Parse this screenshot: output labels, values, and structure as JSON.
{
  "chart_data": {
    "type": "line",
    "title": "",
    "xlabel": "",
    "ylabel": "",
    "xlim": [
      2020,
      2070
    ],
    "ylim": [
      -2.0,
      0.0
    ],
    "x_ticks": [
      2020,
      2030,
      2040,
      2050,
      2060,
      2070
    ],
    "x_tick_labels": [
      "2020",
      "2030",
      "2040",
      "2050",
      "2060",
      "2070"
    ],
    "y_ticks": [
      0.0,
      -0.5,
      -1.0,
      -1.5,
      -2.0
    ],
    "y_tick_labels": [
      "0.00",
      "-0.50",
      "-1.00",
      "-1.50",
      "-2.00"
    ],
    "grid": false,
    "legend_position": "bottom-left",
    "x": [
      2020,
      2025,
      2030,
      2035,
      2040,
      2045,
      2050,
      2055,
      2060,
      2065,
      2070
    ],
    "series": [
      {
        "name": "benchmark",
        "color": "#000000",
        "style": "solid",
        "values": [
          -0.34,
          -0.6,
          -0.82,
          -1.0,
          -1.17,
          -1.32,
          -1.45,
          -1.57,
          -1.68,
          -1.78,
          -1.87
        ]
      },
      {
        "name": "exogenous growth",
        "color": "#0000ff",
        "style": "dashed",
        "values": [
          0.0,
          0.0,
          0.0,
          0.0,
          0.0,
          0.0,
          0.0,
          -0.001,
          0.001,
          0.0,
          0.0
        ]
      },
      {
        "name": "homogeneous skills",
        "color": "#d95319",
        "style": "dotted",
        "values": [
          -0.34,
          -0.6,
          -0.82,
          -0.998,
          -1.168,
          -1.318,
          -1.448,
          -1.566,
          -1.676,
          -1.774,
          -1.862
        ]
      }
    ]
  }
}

__________________________________________________

● **TASK DIRECTIONS**
Give only the number of lines in the material above that hold the word "style".

● **FINISHED EXERCISE**
3